▶ Exercise
Which lines include the word "medical"? Copy each of them.
»»
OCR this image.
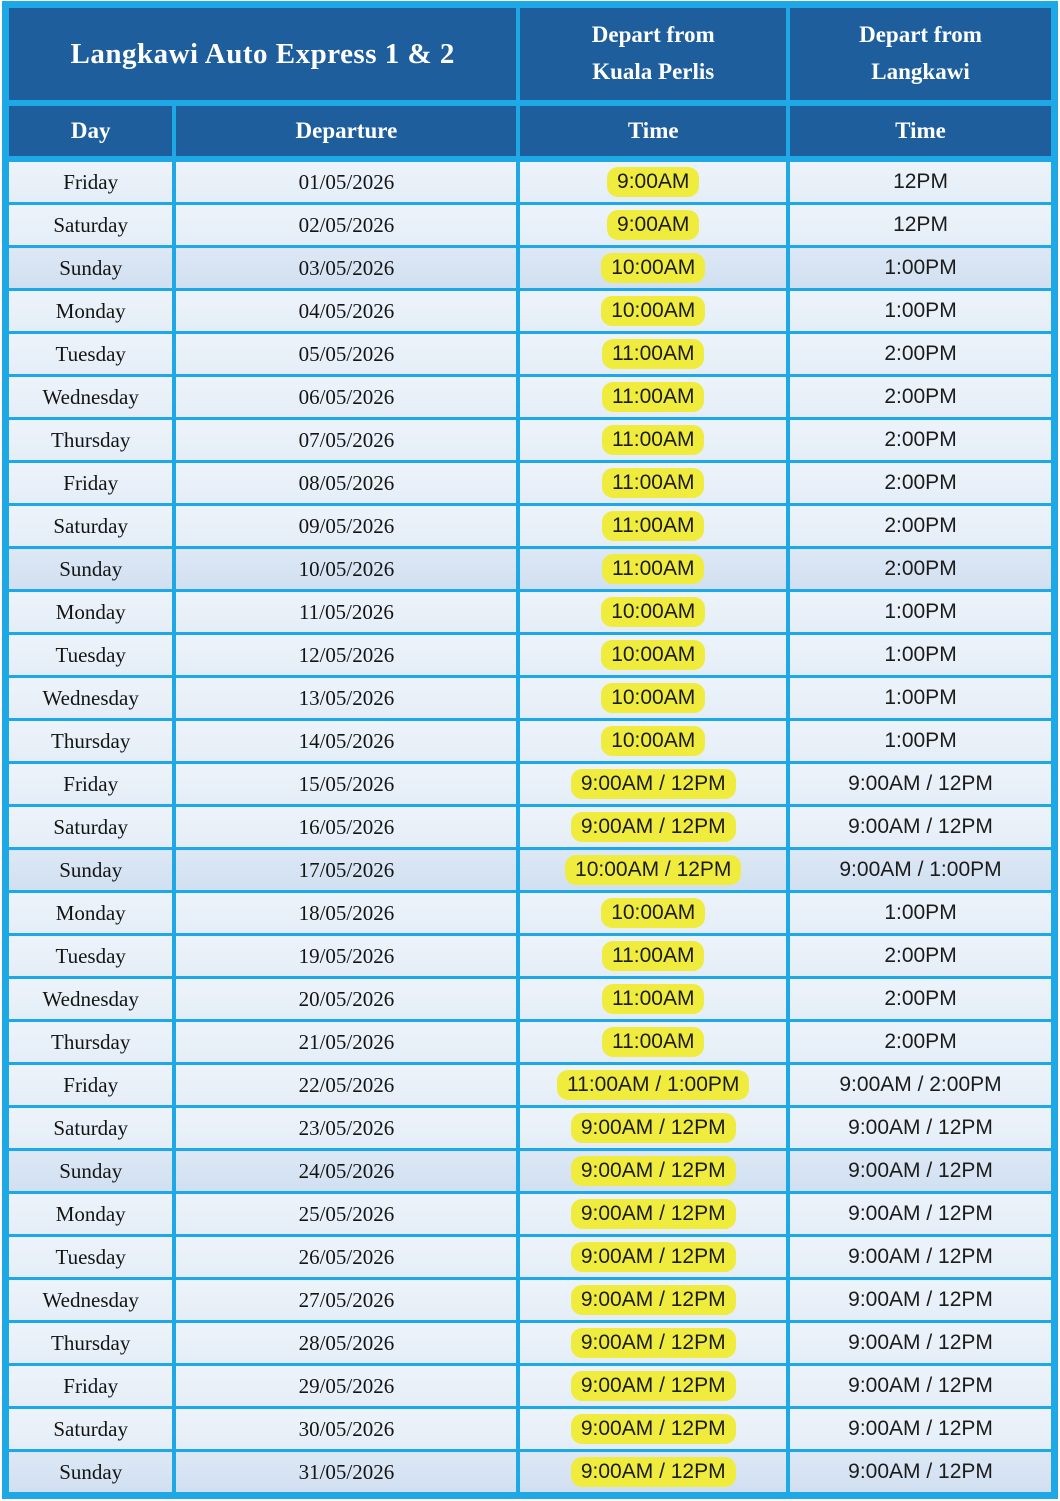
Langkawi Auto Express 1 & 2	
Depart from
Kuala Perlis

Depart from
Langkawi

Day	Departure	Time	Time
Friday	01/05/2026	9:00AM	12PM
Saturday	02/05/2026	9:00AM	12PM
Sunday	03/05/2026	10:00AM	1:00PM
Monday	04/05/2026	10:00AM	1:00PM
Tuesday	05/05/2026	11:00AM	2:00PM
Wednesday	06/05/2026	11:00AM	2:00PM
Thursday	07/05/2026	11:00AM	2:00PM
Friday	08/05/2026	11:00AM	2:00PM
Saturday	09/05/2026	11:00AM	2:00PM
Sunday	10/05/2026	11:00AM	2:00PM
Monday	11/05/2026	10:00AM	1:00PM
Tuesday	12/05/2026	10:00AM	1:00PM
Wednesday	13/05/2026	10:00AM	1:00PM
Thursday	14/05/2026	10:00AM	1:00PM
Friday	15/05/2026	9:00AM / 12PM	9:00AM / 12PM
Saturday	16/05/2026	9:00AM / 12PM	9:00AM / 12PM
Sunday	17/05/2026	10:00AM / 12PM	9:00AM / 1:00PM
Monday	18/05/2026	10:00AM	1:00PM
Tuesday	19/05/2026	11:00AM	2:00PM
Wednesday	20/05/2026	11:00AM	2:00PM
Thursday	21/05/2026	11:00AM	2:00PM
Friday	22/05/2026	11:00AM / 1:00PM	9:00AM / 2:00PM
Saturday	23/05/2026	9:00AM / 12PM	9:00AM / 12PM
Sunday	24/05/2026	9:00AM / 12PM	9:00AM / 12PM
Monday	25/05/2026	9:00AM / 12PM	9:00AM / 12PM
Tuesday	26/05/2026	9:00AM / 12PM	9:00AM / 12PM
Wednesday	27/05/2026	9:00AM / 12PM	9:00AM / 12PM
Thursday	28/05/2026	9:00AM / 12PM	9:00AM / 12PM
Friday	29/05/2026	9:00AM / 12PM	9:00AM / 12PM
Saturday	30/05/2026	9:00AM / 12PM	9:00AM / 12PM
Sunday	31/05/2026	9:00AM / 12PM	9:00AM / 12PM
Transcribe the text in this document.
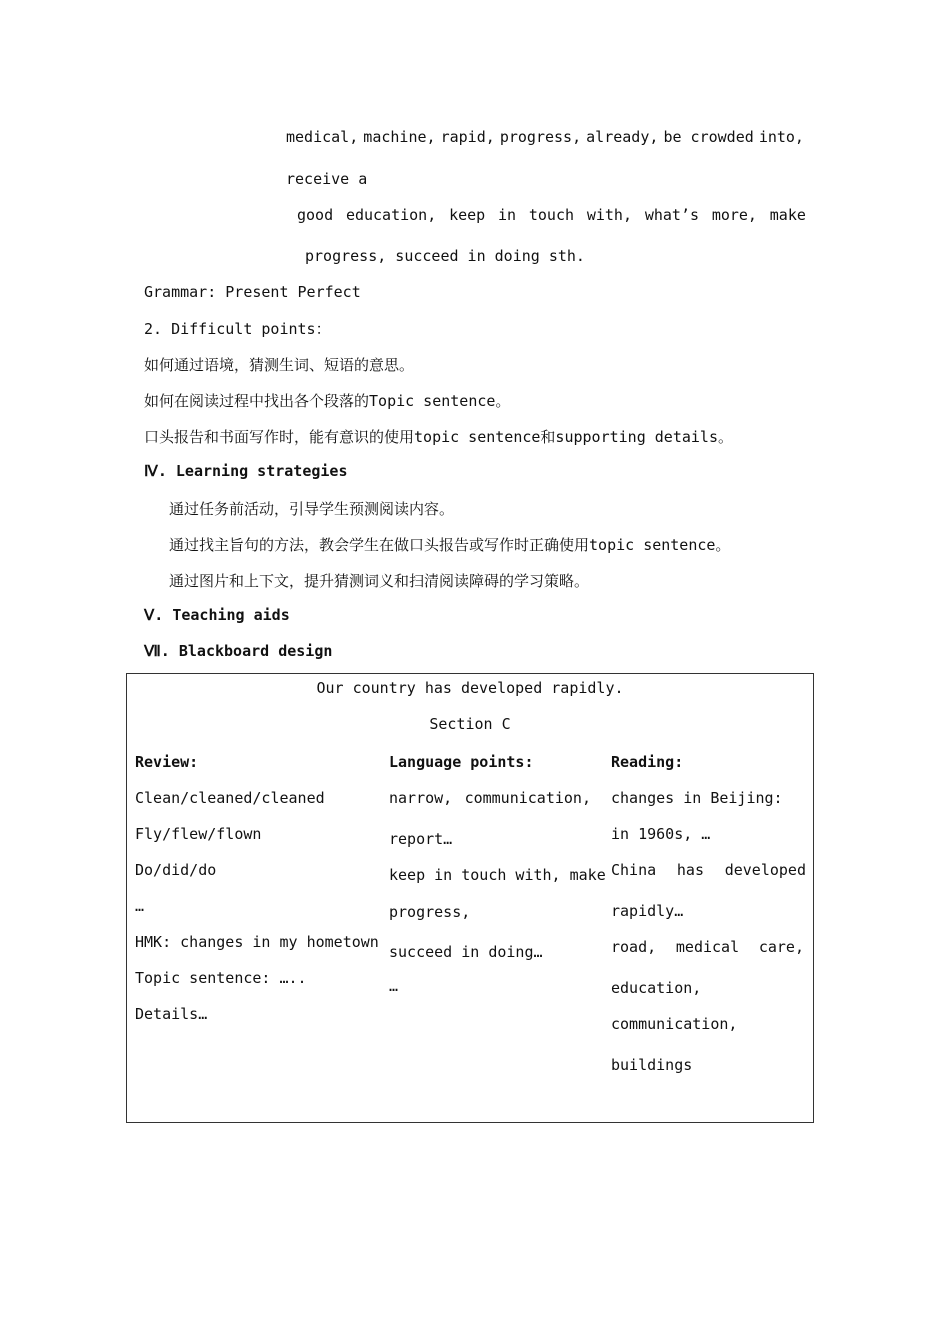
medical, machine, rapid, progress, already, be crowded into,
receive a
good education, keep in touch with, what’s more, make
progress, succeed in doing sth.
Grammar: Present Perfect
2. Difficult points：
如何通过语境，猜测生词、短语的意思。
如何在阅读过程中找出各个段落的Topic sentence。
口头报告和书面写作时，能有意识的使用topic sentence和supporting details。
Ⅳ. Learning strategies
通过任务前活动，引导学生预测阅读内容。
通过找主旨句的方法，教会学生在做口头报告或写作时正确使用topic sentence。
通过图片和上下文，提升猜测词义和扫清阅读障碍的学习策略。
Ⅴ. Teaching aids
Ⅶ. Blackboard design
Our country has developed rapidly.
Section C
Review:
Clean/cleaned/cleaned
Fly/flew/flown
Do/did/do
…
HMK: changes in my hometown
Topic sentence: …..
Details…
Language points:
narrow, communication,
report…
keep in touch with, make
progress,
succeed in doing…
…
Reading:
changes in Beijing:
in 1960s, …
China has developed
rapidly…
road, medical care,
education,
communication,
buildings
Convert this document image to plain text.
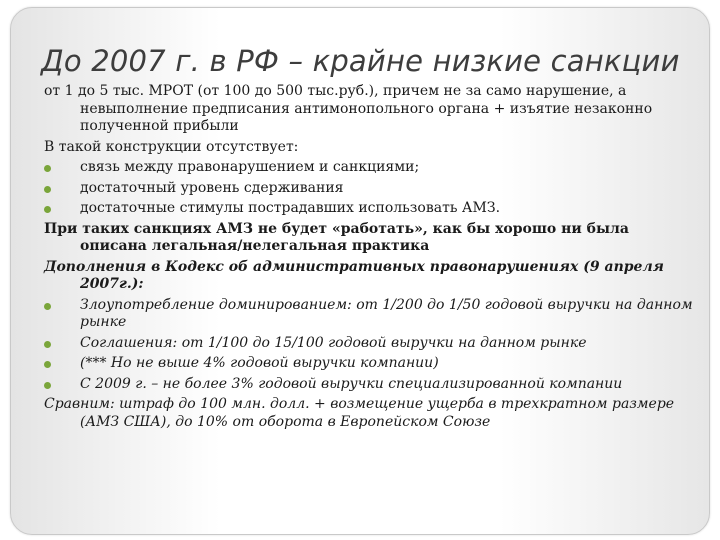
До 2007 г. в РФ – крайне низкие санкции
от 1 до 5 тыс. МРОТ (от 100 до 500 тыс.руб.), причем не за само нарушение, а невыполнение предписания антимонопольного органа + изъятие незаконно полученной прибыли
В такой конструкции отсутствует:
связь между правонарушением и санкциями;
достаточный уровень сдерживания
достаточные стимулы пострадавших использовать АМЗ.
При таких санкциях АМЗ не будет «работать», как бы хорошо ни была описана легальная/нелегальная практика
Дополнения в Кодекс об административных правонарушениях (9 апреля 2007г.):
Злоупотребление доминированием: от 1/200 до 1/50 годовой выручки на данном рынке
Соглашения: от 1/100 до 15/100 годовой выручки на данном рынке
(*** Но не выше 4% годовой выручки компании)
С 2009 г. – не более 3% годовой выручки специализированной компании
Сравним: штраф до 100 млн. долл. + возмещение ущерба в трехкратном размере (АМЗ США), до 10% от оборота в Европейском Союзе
««
▶ Result of the exercise
medical, machine, rapid, progress, already, be crowded into,
road, medical care,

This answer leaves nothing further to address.